▸ **STORED ROWS**:
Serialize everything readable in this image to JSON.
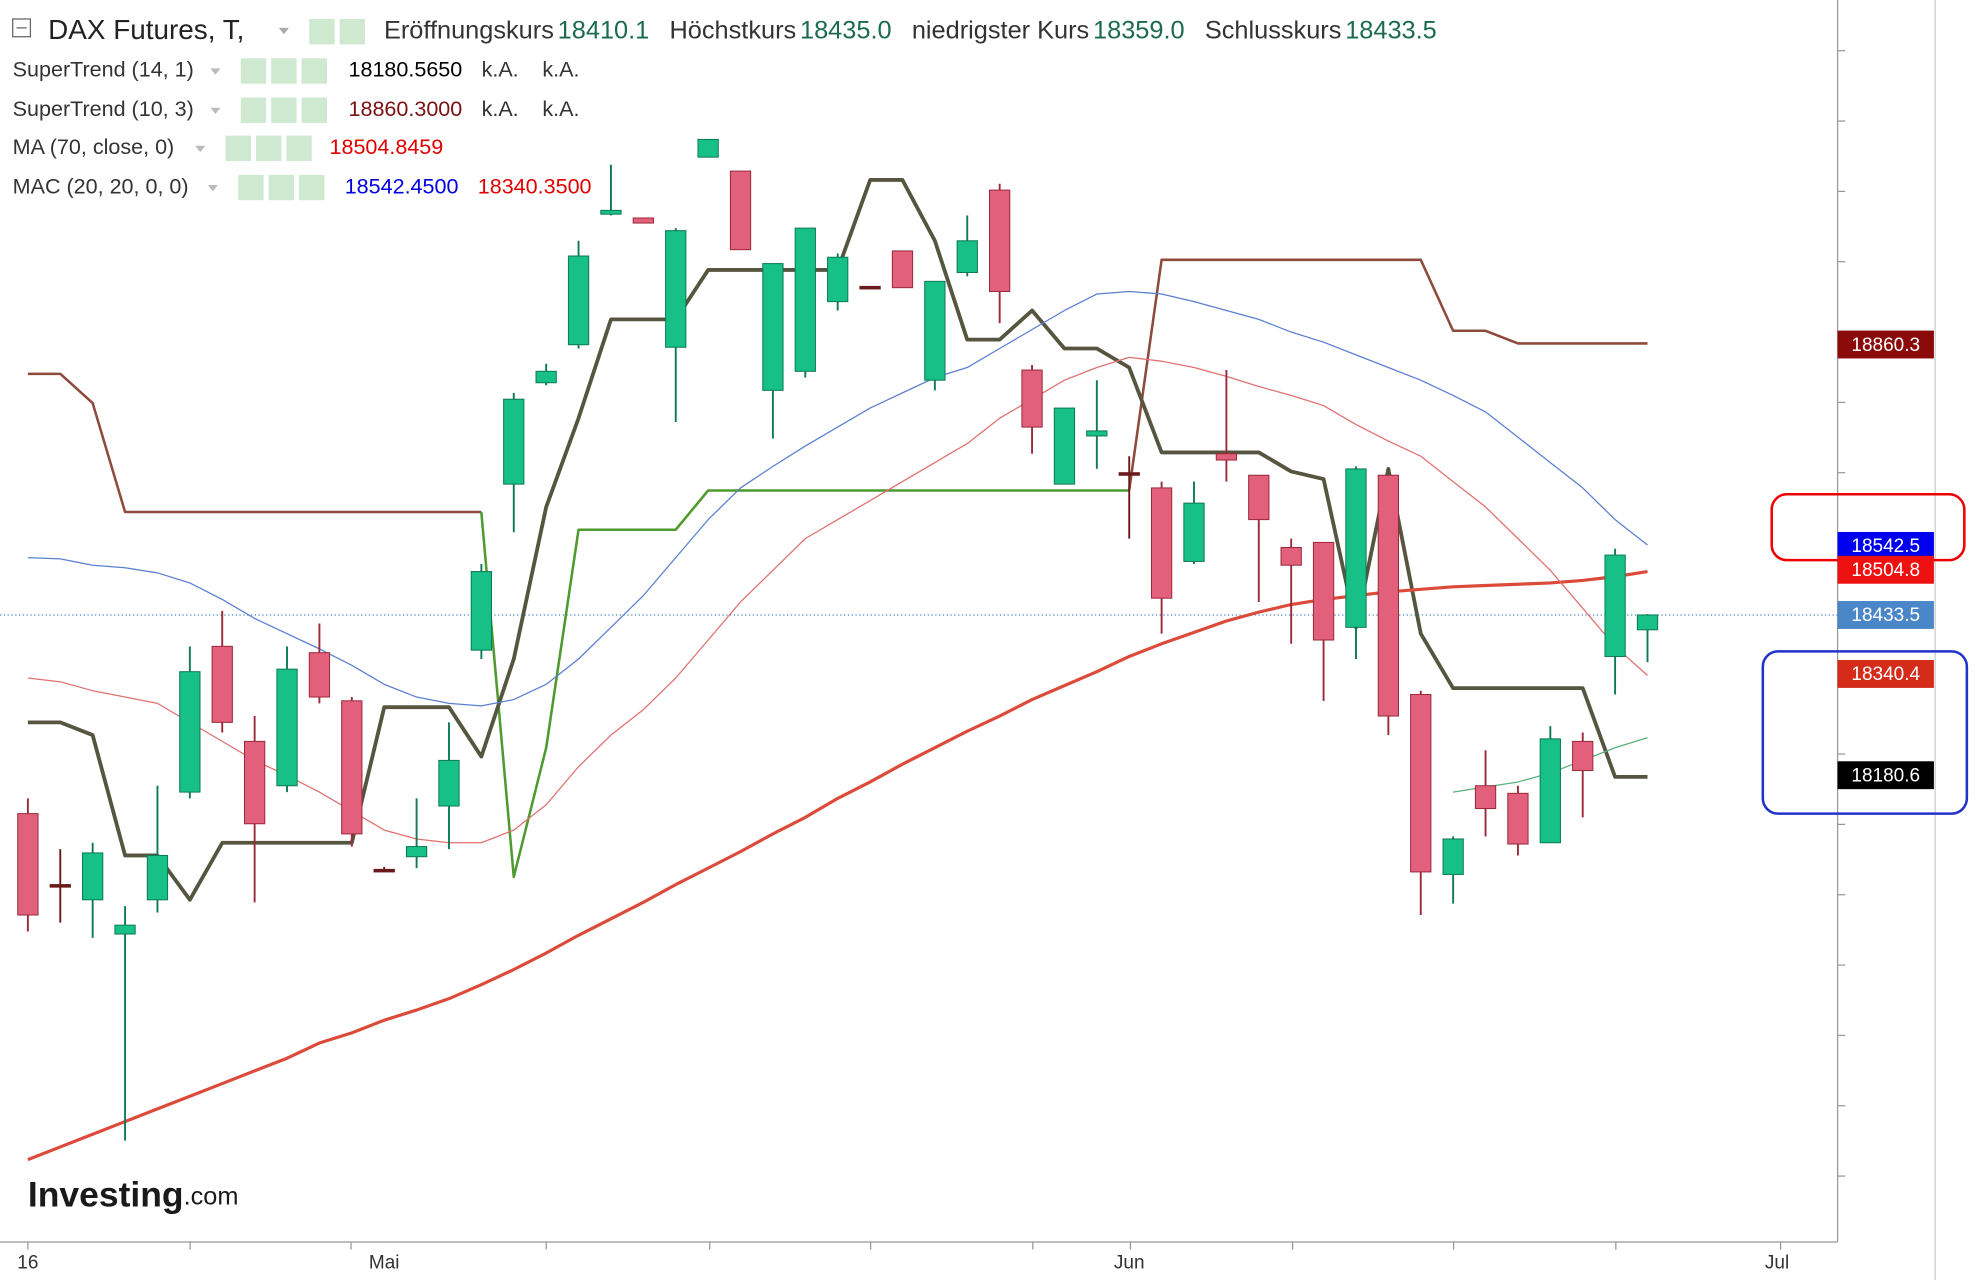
{
  "header": {
    "title": "DAX Futures, T,",
    "ohlc": [
      {
        "label": "Eröffnungskurs",
        "value": "18410.1"
      },
      {
        "label": "Höchstkurs",
        "value": "18435.0"
      },
      {
        "label": "niedrigster Kurs",
        "value": "18359.0"
      },
      {
        "label": "Schlusskurs",
        "value": "18433.5"
      }
    ]
  },
  "indicators": [
    {
      "name": "SuperTrend (14, 1)",
      "values": [
        "18180.5650",
        "k.A.",
        "k.A."
      ],
      "colors": [
        "#000000",
        "#333333",
        "#333333"
      ]
    },
    {
      "name": "SuperTrend (10, 3)",
      "values": [
        "18860.3000",
        "k.A.",
        "k.A."
      ],
      "colors": [
        "#7a1010",
        "#333333",
        "#333333"
      ]
    },
    {
      "name": "MA (70, close, 0)",
      "values": [
        "18504.8459"
      ],
      "colors": [
        "#e00000"
      ]
    },
    {
      "name": "MAC (20, 20, 0, 0)",
      "values": [
        "18542.4500",
        "18340.3500"
      ],
      "colors": [
        "#0000e0",
        "#e00000"
      ]
    }
  ],
  "watermark": [
    "Investing",
    ".com"
  ],
  "chart_data": {
    "type": "candlestick",
    "categories": [
      "16",
      null,
      null,
      null,
      null,
      null,
      null,
      null,
      null,
      null,
      null,
      "Mai",
      null,
      null,
      null,
      null,
      null,
      null,
      null,
      null,
      null,
      null,
      null,
      null,
      null,
      null,
      null,
      null,
      null,
      null,
      null,
      null,
      null,
      null,
      "Jun",
      null,
      null,
      null,
      null,
      null,
      null,
      null,
      null,
      null,
      null,
      null,
      null,
      null,
      null,
      null,
      null
    ],
    "extra_x_label": "Jul",
    "open": [
      18120,
      18008,
      17984,
      17930,
      17984,
      18154,
      18384,
      18234,
      18164,
      18374,
      18298,
      18032,
      18052,
      18132,
      18378,
      18640,
      18800,
      18860,
      19066,
      19060,
      18856,
      19156,
      19134,
      18788,
      18818,
      18928,
      18952,
      19008,
      18804,
      18974,
      19104,
      18820,
      18640,
      18716,
      18658,
      18634,
      18518,
      18688,
      18654,
      18540,
      18548,
      18414,
      18654,
      18308,
      18024,
      18164,
      18152,
      18074,
      18234,
      18368,
      18410.1
    ],
    "high": [
      18144,
      18064,
      18074,
      17974,
      18164,
      18384,
      18440,
      18274,
      18384,
      18420,
      18304,
      18036,
      18144,
      18264,
      18514,
      18784,
      18830,
      19024,
      19144,
      19060,
      19044,
      19184,
      19134,
      18988,
      19044,
      19004,
      18952,
      19008,
      18960,
      19064,
      19114,
      18828,
      18760,
      18804,
      18684,
      18644,
      18644,
      18820,
      18654,
      18554,
      18548,
      18668,
      18654,
      18314,
      18084,
      18220,
      18164,
      18258,
      18248,
      18538,
      18435
    ],
    "low": [
      17934,
      17948,
      17924,
      17604,
      17964,
      18144,
      18248,
      17980,
      18154,
      18294,
      18068,
      18028,
      18034,
      18064,
      18364,
      18564,
      18796,
      18854,
      19064,
      19052,
      18738,
      19156,
      19010,
      18712,
      18808,
      18914,
      18952,
      18950,
      18788,
      18968,
      18894,
      18688,
      18640,
      18664,
      18554,
      18404,
      18514,
      18644,
      18454,
      18388,
      18298,
      18364,
      18244,
      17960,
      17978,
      18084,
      18054,
      18074,
      18114,
      18308,
      18359
    ],
    "close": [
      17960,
      18008,
      18058,
      17944,
      18054,
      18344,
      18264,
      18104,
      18348,
      18304,
      18088,
      18032,
      18068,
      18204,
      18502,
      18774,
      18818,
      19000,
      19072,
      19052,
      19040,
      19184,
      19010,
      18988,
      19044,
      18998,
      18952,
      18950,
      18960,
      19024,
      18944,
      18730,
      18760,
      18724,
      18658,
      18460,
      18610,
      18678,
      18584,
      18512,
      18394,
      18664,
      18274,
      18028,
      18080,
      18128,
      18072,
      18238,
      18188,
      18528,
      18433.5
    ],
    "up_color": "#17c087",
    "down_color": "#e2607c",
    "doji_color": "#6b1a1a",
    "ylim": [
      17444,
      19404
    ],
    "lines": [
      {
        "color": "#8e4a3c",
        "width": 2,
        "values": [
          18814,
          18814,
          18768,
          18596,
          18596,
          18596,
          18596,
          18596,
          18596,
          18596,
          18596,
          18596,
          18596,
          18596,
          18596,
          null,
          null,
          null,
          null,
          null,
          null,
          null,
          null,
          null,
          null,
          null,
          null,
          null,
          null,
          null,
          null,
          null,
          null,
          null,
          18630,
          18994,
          18994,
          18994,
          18994,
          18994,
          18994,
          18994,
          18994,
          18994,
          18882,
          18882,
          18862,
          18862,
          18862,
          18862,
          18862
        ]
      },
      {
        "color": "#4e9a2e",
        "width": 2,
        "values": [
          null,
          null,
          null,
          null,
          null,
          null,
          null,
          null,
          null,
          null,
          null,
          null,
          null,
          null,
          18596,
          18020,
          18224,
          18568,
          18568,
          18568,
          18568,
          18630,
          18630,
          18630,
          18630,
          18630,
          18630,
          18630,
          18630,
          18630,
          18630,
          18630,
          18630,
          18630,
          18630,
          null,
          null,
          null,
          null,
          null,
          null,
          null,
          null,
          null,
          null,
          null,
          null,
          null,
          null,
          null,
          null
        ]
      },
      {
        "color": "#555540",
        "width": 3,
        "values": [
          18264,
          18264,
          18244,
          18054,
          18054,
          17984,
          18074,
          18074,
          18074,
          18074,
          18074,
          18288,
          18288,
          18288,
          18210,
          18364,
          18604,
          18744,
          18900,
          18900,
          18900,
          18978,
          18978,
          18978,
          18978,
          18978,
          19120,
          19120,
          19024,
          18868,
          18868,
          18914,
          18854,
          18854,
          18824,
          18690,
          18690,
          18690,
          18690,
          18660,
          18648,
          18414,
          18664,
          18404,
          18318,
          18318,
          18318,
          18318,
          18318,
          18178,
          18178
        ]
      },
      {
        "color": "#dc4a3a",
        "width": 2.5,
        "values": [
          17574,
          17594,
          17614,
          17634,
          17654,
          17674,
          17694,
          17714,
          17734,
          17758,
          17774,
          17794,
          17810,
          17828,
          17850,
          17874,
          17900,
          17928,
          17954,
          17980,
          18008,
          18034,
          18060,
          18088,
          18114,
          18144,
          18170,
          18198,
          18224,
          18250,
          18274,
          18300,
          18322,
          18344,
          18368,
          18388,
          18406,
          18424,
          18438,
          18450,
          18458,
          18464,
          18470,
          18474,
          18478,
          18480,
          18482,
          18484,
          18488,
          18494,
          18502
        ]
      },
      {
        "color": "#5a7fd0",
        "width": 1,
        "values": [
          18524,
          18522,
          18512,
          18508,
          18500,
          18484,
          18458,
          18428,
          18404,
          18380,
          18354,
          18324,
          18304,
          18294,
          18290,
          18300,
          18324,
          18364,
          18414,
          18464,
          18524,
          18584,
          18634,
          18668,
          18700,
          18730,
          18760,
          18784,
          18808,
          18824,
          18854,
          18884,
          18914,
          18940,
          18944,
          18940,
          18928,
          18914,
          18900,
          18880,
          18864,
          18844,
          18824,
          18804,
          18780,
          18754,
          18714,
          18674,
          18634,
          18584,
          18544
        ]
      },
      {
        "color": "#e07070",
        "width": 1,
        "values": [
          18334,
          18328,
          18314,
          18304,
          18294,
          18264,
          18234,
          18204,
          18180,
          18154,
          18124,
          18094,
          18080,
          18074,
          18074,
          18094,
          18134,
          18194,
          18244,
          18284,
          18334,
          18394,
          18454,
          18504,
          18554,
          18584,
          18614,
          18644,
          18674,
          18704,
          18744,
          18774,
          18804,
          18824,
          18840,
          18834,
          18824,
          18810,
          18794,
          18780,
          18764,
          18734,
          18708,
          18684,
          18644,
          18604,
          18554,
          18504,
          18444,
          18384,
          18338
        ]
      },
      {
        "color": "#5ab07a",
        "width": 1,
        "values": [
          null,
          null,
          null,
          null,
          null,
          null,
          null,
          null,
          null,
          null,
          null,
          null,
          null,
          null,
          null,
          null,
          null,
          null,
          null,
          null,
          null,
          null,
          null,
          null,
          null,
          null,
          null,
          null,
          null,
          null,
          null,
          null,
          null,
          null,
          null,
          null,
          null,
          null,
          null,
          null,
          null,
          null,
          null,
          null,
          18154,
          18162,
          18170,
          18184,
          18204,
          18224,
          18240
        ]
      }
    ],
    "current_price": 18433.5,
    "price_labels": [
      {
        "value": 18860.3,
        "color": "#8b0a0a"
      },
      {
        "value": 18542.5,
        "color": "#0000ee"
      },
      {
        "value": 18504.8,
        "color": "#ee1111"
      },
      {
        "value": 18433.5,
        "color": "#4a86c8"
      },
      {
        "value": 18340.4,
        "color": "#d42b1a"
      },
      {
        "value": 18180.6,
        "color": "#000000"
      }
    ]
  }
}
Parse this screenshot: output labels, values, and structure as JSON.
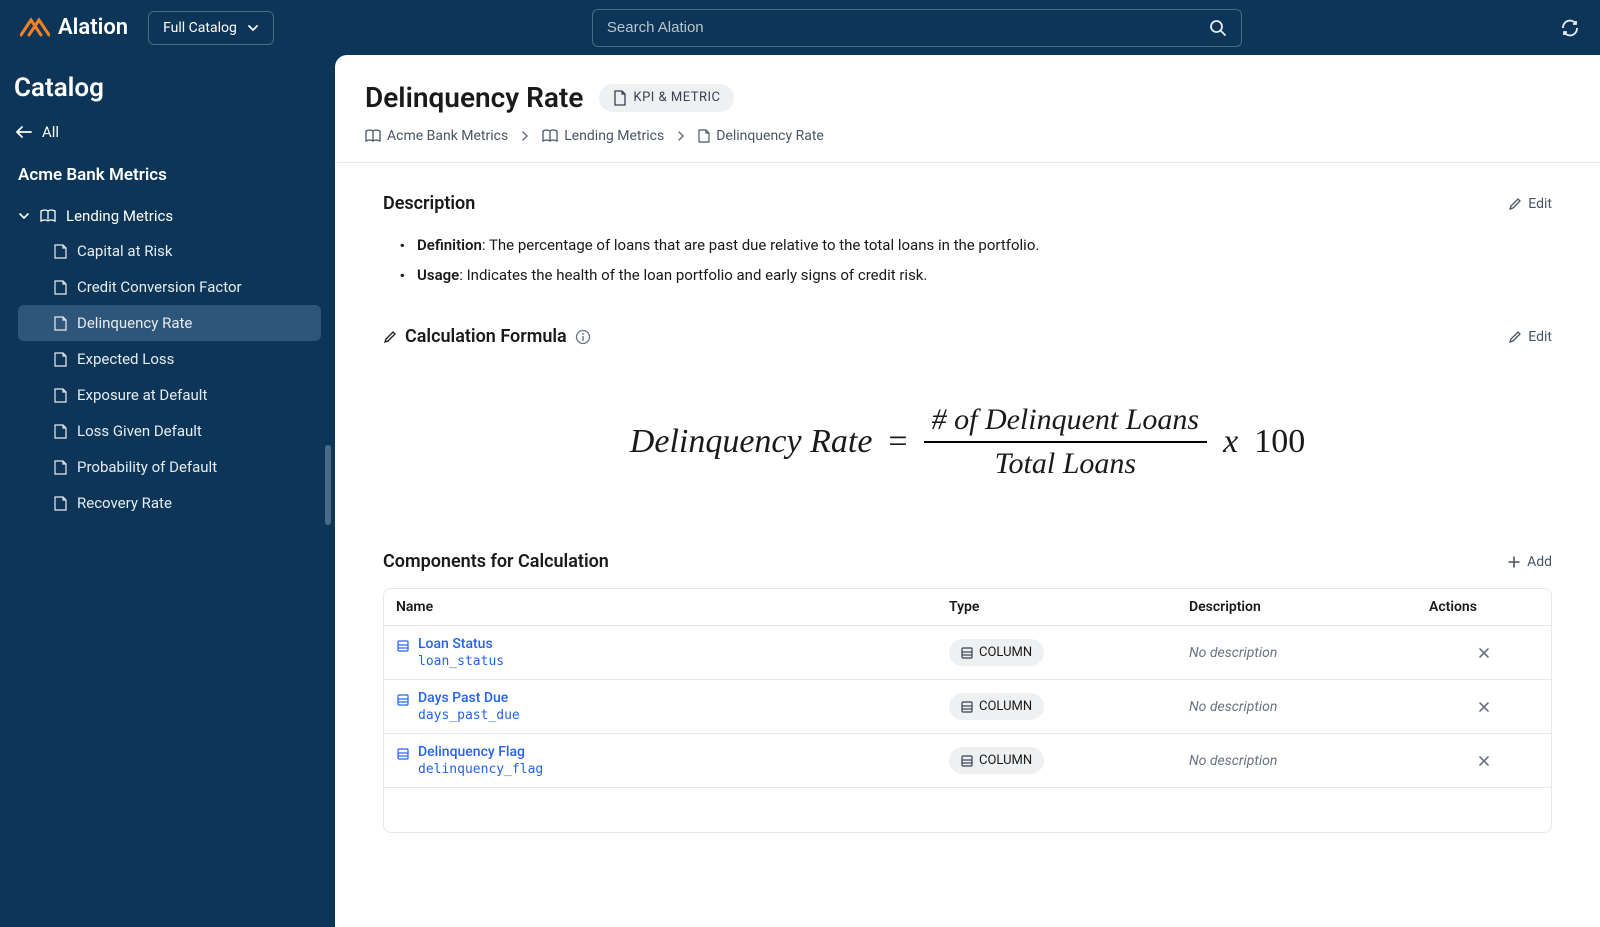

▸ **SHORT PROBLEM**: How many lines in the data contain the string "this"? Respond with the number only.

▸ **EXERCISE ANSWER**: 2